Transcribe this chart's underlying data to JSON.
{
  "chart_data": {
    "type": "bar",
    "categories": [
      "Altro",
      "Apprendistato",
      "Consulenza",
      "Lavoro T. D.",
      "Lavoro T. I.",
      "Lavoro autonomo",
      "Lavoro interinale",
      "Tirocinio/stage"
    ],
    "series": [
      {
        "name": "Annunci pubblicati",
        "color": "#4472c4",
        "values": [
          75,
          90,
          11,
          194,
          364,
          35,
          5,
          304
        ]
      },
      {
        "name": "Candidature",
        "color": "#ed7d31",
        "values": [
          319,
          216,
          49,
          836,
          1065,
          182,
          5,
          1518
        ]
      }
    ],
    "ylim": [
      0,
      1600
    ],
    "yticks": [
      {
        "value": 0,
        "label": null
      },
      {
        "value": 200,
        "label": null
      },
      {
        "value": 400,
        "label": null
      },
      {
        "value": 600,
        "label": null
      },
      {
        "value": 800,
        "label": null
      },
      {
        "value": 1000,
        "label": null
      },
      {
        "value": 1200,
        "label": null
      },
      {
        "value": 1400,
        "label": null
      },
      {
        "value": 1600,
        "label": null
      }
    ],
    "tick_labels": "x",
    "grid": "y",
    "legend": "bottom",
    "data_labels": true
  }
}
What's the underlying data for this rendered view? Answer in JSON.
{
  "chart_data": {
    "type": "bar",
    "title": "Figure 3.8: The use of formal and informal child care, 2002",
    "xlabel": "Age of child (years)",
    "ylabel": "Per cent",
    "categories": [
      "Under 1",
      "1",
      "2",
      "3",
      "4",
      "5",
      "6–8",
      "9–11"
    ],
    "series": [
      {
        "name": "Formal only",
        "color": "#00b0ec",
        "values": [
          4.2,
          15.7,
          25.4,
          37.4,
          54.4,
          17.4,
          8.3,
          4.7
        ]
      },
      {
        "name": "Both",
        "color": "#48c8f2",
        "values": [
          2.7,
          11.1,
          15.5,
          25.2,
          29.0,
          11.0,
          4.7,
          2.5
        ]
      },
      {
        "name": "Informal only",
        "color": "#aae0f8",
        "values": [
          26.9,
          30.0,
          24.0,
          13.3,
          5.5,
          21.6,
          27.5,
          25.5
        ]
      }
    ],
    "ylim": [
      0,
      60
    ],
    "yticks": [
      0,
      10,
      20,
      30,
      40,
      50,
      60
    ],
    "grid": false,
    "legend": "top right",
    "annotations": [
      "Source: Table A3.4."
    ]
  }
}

----

→ **DIRECTION**
Print out all the entries precisely as written.

→ **THE RESULT**
Transcribe this chart's underlying data to JSON.
{
  "chart_data": {
    "type": "bar",
    "categories": [
      "Altro",
      "Apprendistato",
      "Consulenza",
      "Lavoro T. D.",
      "Lavoro T. I.",
      "Lavoro autonomo",
      "Lavoro interinale",
      "Tirocinio/stage"
    ],
    "series": [
      {
        "name": "Annunci pubblicati",
        "color": "#4472c4",
        "values": [
          75,
          90,
          11,
          194,
          364,
          35,
          5,
          304
        ]
      },
      {
        "name": "Candidature",
        "color": "#ed7d31",
        "values": [
          319,
          216,
          49,
          836,
          1065,
          182,
          5,
          1518
        ]
      }
    ],
    "ylim": [
      0,
      1600
    ],
    "yticks": [
      {
        "value": 0,
        "label": null
      },
      {
        "value": 200,
        "label": null
      },
      {
        "value": 400,
        "label": null
      },
      {
        "value": 600,
        "label": null
      },
      {
        "value": 800,
        "label": null
      },
      {
        "value": 1000,
        "label": null
      },
      {
        "value": 1200,
        "label": null
      },
      {
        "value": 1400,
        "label": null
      },
      {
        "value": 1600,
        "label": null
      }
    ],
    "tick_labels": "x",
    "grid": "y",
    "legend": "bottom",
    "data_labels": true
  }
}
What's the underlying data for this rendered view? Answer in JSON.
{
  "chart_data": {
    "type": "bar",
    "title": "Figure 3.8: The use of formal and informal child care, 2002",
    "xlabel": "Age of child (years)",
    "ylabel": "Per cent",
    "categories": [
      "Under 1",
      "1",
      "2",
      "3",
      "4",
      "5",
      "6–8",
      "9–11"
    ],
    "series": [
      {
        "name": "Formal only",
        "color": "#00b0ec",
        "values": [
          4.2,
          15.7,
          25.4,
          37.4,
          54.4,
          17.4,
          8.3,
          4.7
        ]
      },
      {
        "name": "Both",
        "color": "#48c8f2",
        "values": [
          2.7,
          11.1,
          15.5,
          25.2,
          29.0,
          11.0,
          4.7,
          2.5
        ]
      },
      {
        "name": "Informal only",
        "color": "#aae0f8",
        "values": [
          26.9,
          30.0,
          24.0,
          13.3,
          5.5,
          21.6,
          27.5,
          25.5
        ]
      }
    ],
    "ylim": [
      0,
      60
    ],
    "yticks": [
      0,
      10,
      20,
      30,
      40,
      50,
      60
    ],
    "grid": false,
    "legend": "top right",
    "annotations": [
      "Source: Table A3.4."
    ]
  }
}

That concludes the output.